• SUPPLIED MATERIAL:
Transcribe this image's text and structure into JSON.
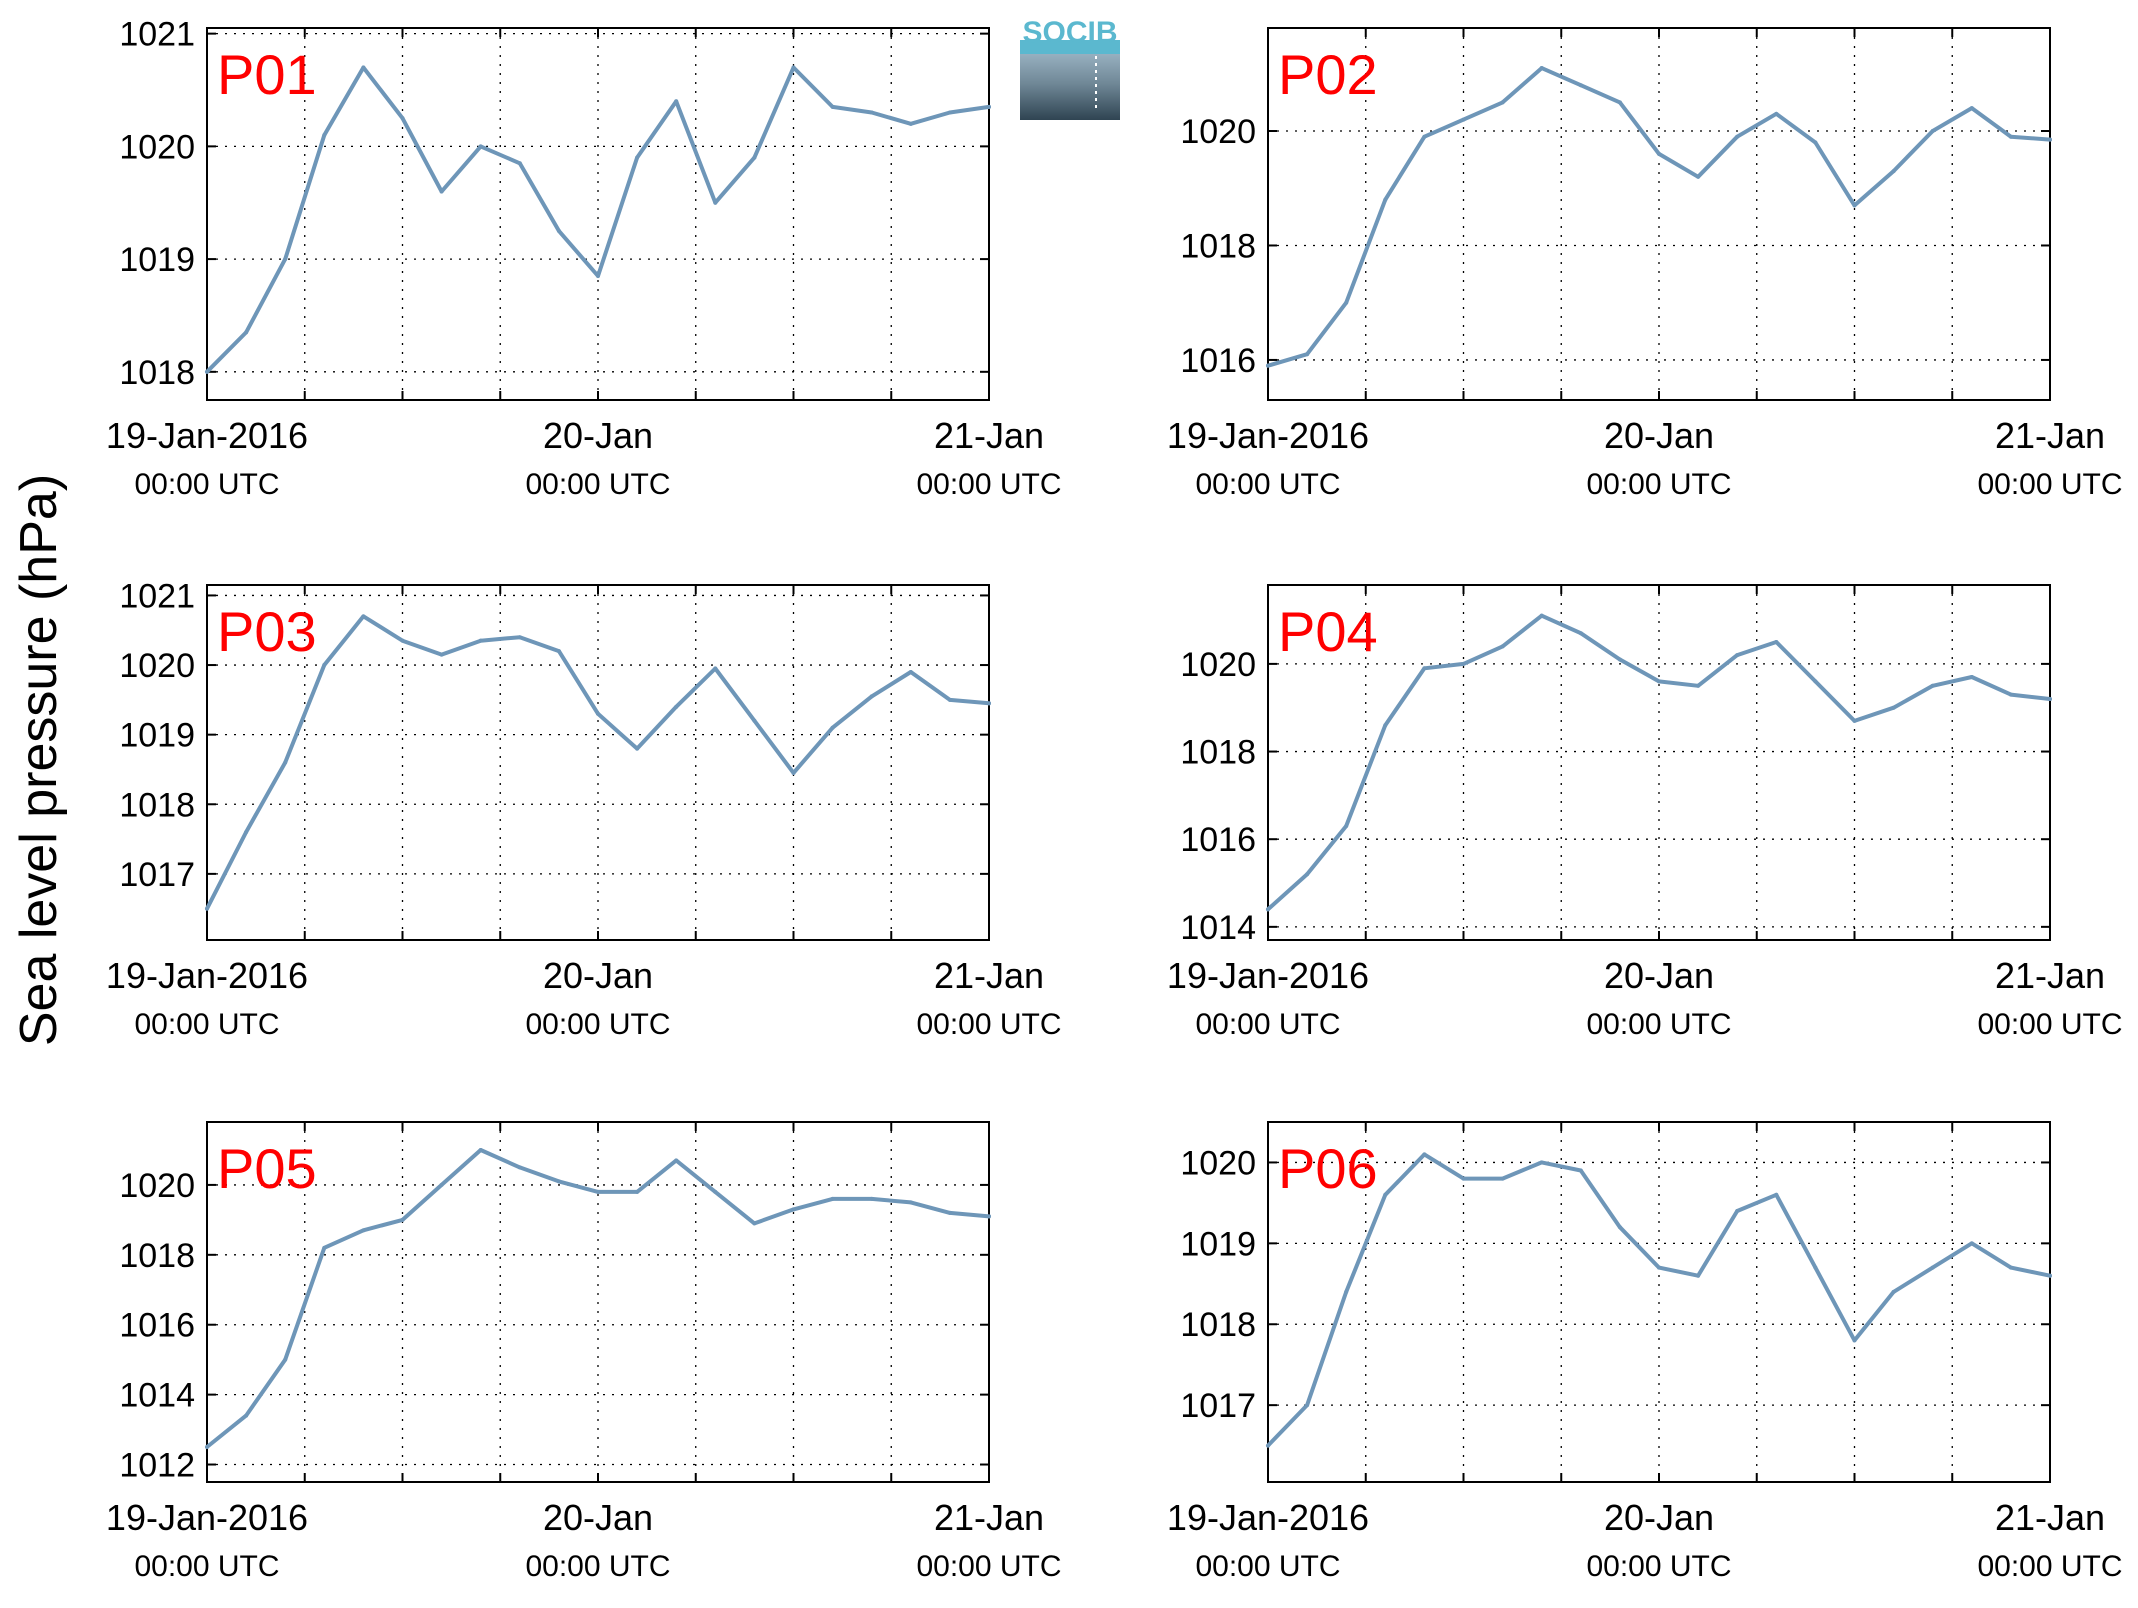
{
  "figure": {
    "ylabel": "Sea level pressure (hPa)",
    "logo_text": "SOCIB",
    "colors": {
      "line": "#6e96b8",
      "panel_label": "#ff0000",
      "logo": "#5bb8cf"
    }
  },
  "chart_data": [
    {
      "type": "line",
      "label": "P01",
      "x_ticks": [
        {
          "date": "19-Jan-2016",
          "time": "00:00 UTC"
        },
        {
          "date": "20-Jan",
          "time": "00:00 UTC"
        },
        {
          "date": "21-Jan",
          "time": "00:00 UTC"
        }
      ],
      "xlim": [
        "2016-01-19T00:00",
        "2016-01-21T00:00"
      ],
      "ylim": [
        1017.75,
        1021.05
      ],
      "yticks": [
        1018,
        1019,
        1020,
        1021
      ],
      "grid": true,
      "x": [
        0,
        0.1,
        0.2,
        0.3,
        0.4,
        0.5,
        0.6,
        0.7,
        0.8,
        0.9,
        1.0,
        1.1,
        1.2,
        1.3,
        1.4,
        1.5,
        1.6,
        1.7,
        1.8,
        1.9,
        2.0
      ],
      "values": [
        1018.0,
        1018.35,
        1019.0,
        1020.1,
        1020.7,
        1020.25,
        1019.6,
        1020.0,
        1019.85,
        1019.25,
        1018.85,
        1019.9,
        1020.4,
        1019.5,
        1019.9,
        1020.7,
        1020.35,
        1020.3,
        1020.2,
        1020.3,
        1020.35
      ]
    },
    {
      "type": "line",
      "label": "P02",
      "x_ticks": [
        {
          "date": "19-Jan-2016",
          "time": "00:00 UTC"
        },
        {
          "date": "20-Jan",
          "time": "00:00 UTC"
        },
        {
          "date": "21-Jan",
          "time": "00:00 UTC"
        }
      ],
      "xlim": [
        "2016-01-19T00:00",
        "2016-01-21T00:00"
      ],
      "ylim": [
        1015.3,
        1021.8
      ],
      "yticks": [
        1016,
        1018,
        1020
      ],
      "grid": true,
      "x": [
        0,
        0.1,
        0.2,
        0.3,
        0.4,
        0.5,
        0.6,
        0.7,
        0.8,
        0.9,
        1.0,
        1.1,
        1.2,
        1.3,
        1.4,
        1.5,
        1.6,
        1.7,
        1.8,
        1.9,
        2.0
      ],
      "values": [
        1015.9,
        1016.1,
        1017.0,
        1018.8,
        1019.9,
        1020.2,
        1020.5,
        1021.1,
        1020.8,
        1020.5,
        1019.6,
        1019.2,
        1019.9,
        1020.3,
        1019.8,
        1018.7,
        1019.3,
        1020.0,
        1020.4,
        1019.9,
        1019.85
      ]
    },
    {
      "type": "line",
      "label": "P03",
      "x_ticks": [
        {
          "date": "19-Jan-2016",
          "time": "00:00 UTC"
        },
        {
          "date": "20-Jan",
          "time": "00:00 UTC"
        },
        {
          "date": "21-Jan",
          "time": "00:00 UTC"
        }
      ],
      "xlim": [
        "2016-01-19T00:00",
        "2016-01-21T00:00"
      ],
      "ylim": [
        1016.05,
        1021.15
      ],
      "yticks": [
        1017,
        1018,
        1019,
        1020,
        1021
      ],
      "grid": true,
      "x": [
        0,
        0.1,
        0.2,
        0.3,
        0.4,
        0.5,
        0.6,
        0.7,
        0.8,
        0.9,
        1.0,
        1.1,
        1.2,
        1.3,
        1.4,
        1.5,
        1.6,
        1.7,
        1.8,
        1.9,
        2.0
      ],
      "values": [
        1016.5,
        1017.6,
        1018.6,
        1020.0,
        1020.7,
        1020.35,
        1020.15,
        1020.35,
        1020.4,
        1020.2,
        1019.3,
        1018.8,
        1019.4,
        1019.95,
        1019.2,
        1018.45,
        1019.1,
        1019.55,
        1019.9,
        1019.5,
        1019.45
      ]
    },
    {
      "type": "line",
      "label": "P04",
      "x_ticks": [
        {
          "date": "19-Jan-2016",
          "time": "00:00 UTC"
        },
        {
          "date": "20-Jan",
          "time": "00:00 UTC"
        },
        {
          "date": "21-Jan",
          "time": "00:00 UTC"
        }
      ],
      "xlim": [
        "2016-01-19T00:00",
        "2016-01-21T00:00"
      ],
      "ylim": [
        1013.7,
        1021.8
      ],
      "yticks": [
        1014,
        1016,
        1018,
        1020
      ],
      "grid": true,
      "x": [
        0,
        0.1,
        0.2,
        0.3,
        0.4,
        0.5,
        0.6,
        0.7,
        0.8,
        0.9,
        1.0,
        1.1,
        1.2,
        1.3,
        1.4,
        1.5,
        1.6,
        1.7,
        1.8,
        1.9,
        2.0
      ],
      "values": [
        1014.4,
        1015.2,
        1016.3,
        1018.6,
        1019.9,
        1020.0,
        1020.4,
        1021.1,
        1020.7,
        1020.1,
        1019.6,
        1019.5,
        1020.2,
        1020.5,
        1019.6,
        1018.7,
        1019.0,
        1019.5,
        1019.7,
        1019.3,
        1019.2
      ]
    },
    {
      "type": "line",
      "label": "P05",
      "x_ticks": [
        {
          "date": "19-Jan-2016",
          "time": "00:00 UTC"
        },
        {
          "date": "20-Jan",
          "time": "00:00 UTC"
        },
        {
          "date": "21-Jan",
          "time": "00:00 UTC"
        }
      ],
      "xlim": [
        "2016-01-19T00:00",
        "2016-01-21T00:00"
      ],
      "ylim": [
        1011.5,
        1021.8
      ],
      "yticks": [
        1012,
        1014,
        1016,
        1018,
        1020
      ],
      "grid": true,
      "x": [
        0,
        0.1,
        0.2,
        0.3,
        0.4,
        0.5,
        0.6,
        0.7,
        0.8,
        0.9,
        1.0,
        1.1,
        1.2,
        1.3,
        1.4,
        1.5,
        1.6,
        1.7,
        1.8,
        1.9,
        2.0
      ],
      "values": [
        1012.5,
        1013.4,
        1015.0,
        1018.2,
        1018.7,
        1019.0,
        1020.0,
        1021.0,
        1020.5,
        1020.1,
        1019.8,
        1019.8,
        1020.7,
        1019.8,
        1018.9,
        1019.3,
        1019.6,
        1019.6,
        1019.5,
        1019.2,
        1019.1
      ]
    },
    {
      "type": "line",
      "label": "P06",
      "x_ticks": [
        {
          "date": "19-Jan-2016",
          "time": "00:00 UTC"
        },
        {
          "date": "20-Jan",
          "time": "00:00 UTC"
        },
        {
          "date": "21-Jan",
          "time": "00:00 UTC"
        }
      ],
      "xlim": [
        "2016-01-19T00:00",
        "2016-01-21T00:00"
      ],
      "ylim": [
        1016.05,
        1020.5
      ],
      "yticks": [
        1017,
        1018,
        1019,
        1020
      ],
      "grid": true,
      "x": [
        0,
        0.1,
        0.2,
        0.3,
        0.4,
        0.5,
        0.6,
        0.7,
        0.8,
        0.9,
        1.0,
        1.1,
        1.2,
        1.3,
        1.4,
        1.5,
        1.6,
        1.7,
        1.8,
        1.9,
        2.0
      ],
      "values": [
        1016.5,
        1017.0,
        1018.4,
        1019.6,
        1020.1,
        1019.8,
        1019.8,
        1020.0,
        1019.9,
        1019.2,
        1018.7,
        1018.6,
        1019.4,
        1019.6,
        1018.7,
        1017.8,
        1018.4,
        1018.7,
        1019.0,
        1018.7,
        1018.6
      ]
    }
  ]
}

• THE EXERCISE:
Above are the records; reproduce them exactly and leave out the pictures.

• THE RESULT:
Transcribe this image's text and structure into JSON.
{
  "figure": {
    "ylabel": "Sea level pressure (hPa)",
    "logo_text": "SOCIB",
    "colors": {
      "line": "#6e96b8",
      "panel_label": "#ff0000",
      "logo": "#5bb8cf"
    }
  },
  "chart_data": [
    {
      "type": "line",
      "label": "P01",
      "x_ticks": [
        {
          "date": "19-Jan-2016",
          "time": "00:00 UTC"
        },
        {
          "date": "20-Jan",
          "time": "00:00 UTC"
        },
        {
          "date": "21-Jan",
          "time": "00:00 UTC"
        }
      ],
      "xlim": [
        "2016-01-19T00:00",
        "2016-01-21T00:00"
      ],
      "ylim": [
        1017.75,
        1021.05
      ],
      "yticks": [
        1018,
        1019,
        1020,
        1021
      ],
      "grid": true,
      "x": [
        0,
        0.1,
        0.2,
        0.3,
        0.4,
        0.5,
        0.6,
        0.7,
        0.8,
        0.9,
        1.0,
        1.1,
        1.2,
        1.3,
        1.4,
        1.5,
        1.6,
        1.7,
        1.8,
        1.9,
        2.0
      ],
      "values": [
        1018.0,
        1018.35,
        1019.0,
        1020.1,
        1020.7,
        1020.25,
        1019.6,
        1020.0,
        1019.85,
        1019.25,
        1018.85,
        1019.9,
        1020.4,
        1019.5,
        1019.9,
        1020.7,
        1020.35,
        1020.3,
        1020.2,
        1020.3,
        1020.35
      ]
    },
    {
      "type": "line",
      "label": "P02",
      "x_ticks": [
        {
          "date": "19-Jan-2016",
          "time": "00:00 UTC"
        },
        {
          "date": "20-Jan",
          "time": "00:00 UTC"
        },
        {
          "date": "21-Jan",
          "time": "00:00 UTC"
        }
      ],
      "xlim": [
        "2016-01-19T00:00",
        "2016-01-21T00:00"
      ],
      "ylim": [
        1015.3,
        1021.8
      ],
      "yticks": [
        1016,
        1018,
        1020
      ],
      "grid": true,
      "x": [
        0,
        0.1,
        0.2,
        0.3,
        0.4,
        0.5,
        0.6,
        0.7,
        0.8,
        0.9,
        1.0,
        1.1,
        1.2,
        1.3,
        1.4,
        1.5,
        1.6,
        1.7,
        1.8,
        1.9,
        2.0
      ],
      "values": [
        1015.9,
        1016.1,
        1017.0,
        1018.8,
        1019.9,
        1020.2,
        1020.5,
        1021.1,
        1020.8,
        1020.5,
        1019.6,
        1019.2,
        1019.9,
        1020.3,
        1019.8,
        1018.7,
        1019.3,
        1020.0,
        1020.4,
        1019.9,
        1019.85
      ]
    },
    {
      "type": "line",
      "label": "P03",
      "x_ticks": [
        {
          "date": "19-Jan-2016",
          "time": "00:00 UTC"
        },
        {
          "date": "20-Jan",
          "time": "00:00 UTC"
        },
        {
          "date": "21-Jan",
          "time": "00:00 UTC"
        }
      ],
      "xlim": [
        "2016-01-19T00:00",
        "2016-01-21T00:00"
      ],
      "ylim": [
        1016.05,
        1021.15
      ],
      "yticks": [
        1017,
        1018,
        1019,
        1020,
        1021
      ],
      "grid": true,
      "x": [
        0,
        0.1,
        0.2,
        0.3,
        0.4,
        0.5,
        0.6,
        0.7,
        0.8,
        0.9,
        1.0,
        1.1,
        1.2,
        1.3,
        1.4,
        1.5,
        1.6,
        1.7,
        1.8,
        1.9,
        2.0
      ],
      "values": [
        1016.5,
        1017.6,
        1018.6,
        1020.0,
        1020.7,
        1020.35,
        1020.15,
        1020.35,
        1020.4,
        1020.2,
        1019.3,
        1018.8,
        1019.4,
        1019.95,
        1019.2,
        1018.45,
        1019.1,
        1019.55,
        1019.9,
        1019.5,
        1019.45
      ]
    },
    {
      "type": "line",
      "label": "P04",
      "x_ticks": [
        {
          "date": "19-Jan-2016",
          "time": "00:00 UTC"
        },
        {
          "date": "20-Jan",
          "time": "00:00 UTC"
        },
        {
          "date": "21-Jan",
          "time": "00:00 UTC"
        }
      ],
      "xlim": [
        "2016-01-19T00:00",
        "2016-01-21T00:00"
      ],
      "ylim": [
        1013.7,
        1021.8
      ],
      "yticks": [
        1014,
        1016,
        1018,
        1020
      ],
      "grid": true,
      "x": [
        0,
        0.1,
        0.2,
        0.3,
        0.4,
        0.5,
        0.6,
        0.7,
        0.8,
        0.9,
        1.0,
        1.1,
        1.2,
        1.3,
        1.4,
        1.5,
        1.6,
        1.7,
        1.8,
        1.9,
        2.0
      ],
      "values": [
        1014.4,
        1015.2,
        1016.3,
        1018.6,
        1019.9,
        1020.0,
        1020.4,
        1021.1,
        1020.7,
        1020.1,
        1019.6,
        1019.5,
        1020.2,
        1020.5,
        1019.6,
        1018.7,
        1019.0,
        1019.5,
        1019.7,
        1019.3,
        1019.2
      ]
    },
    {
      "type": "line",
      "label": "P05",
      "x_ticks": [
        {
          "date": "19-Jan-2016",
          "time": "00:00 UTC"
        },
        {
          "date": "20-Jan",
          "time": "00:00 UTC"
        },
        {
          "date": "21-Jan",
          "time": "00:00 UTC"
        }
      ],
      "xlim": [
        "2016-01-19T00:00",
        "2016-01-21T00:00"
      ],
      "ylim": [
        1011.5,
        1021.8
      ],
      "yticks": [
        1012,
        1014,
        1016,
        1018,
        1020
      ],
      "grid": true,
      "x": [
        0,
        0.1,
        0.2,
        0.3,
        0.4,
        0.5,
        0.6,
        0.7,
        0.8,
        0.9,
        1.0,
        1.1,
        1.2,
        1.3,
        1.4,
        1.5,
        1.6,
        1.7,
        1.8,
        1.9,
        2.0
      ],
      "values": [
        1012.5,
        1013.4,
        1015.0,
        1018.2,
        1018.7,
        1019.0,
        1020.0,
        1021.0,
        1020.5,
        1020.1,
        1019.8,
        1019.8,
        1020.7,
        1019.8,
        1018.9,
        1019.3,
        1019.6,
        1019.6,
        1019.5,
        1019.2,
        1019.1
      ]
    },
    {
      "type": "line",
      "label": "P06",
      "x_ticks": [
        {
          "date": "19-Jan-2016",
          "time": "00:00 UTC"
        },
        {
          "date": "20-Jan",
          "time": "00:00 UTC"
        },
        {
          "date": "21-Jan",
          "time": "00:00 UTC"
        }
      ],
      "xlim": [
        "2016-01-19T00:00",
        "2016-01-21T00:00"
      ],
      "ylim": [
        1016.05,
        1020.5
      ],
      "yticks": [
        1017,
        1018,
        1019,
        1020
      ],
      "grid": true,
      "x": [
        0,
        0.1,
        0.2,
        0.3,
        0.4,
        0.5,
        0.6,
        0.7,
        0.8,
        0.9,
        1.0,
        1.1,
        1.2,
        1.3,
        1.4,
        1.5,
        1.6,
        1.7,
        1.8,
        1.9,
        2.0
      ],
      "values": [
        1016.5,
        1017.0,
        1018.4,
        1019.6,
        1020.1,
        1019.8,
        1019.8,
        1020.0,
        1019.9,
        1019.2,
        1018.7,
        1018.6,
        1019.4,
        1019.6,
        1018.7,
        1017.8,
        1018.4,
        1018.7,
        1019.0,
        1018.7,
        1018.6
      ]
    }
  ]
}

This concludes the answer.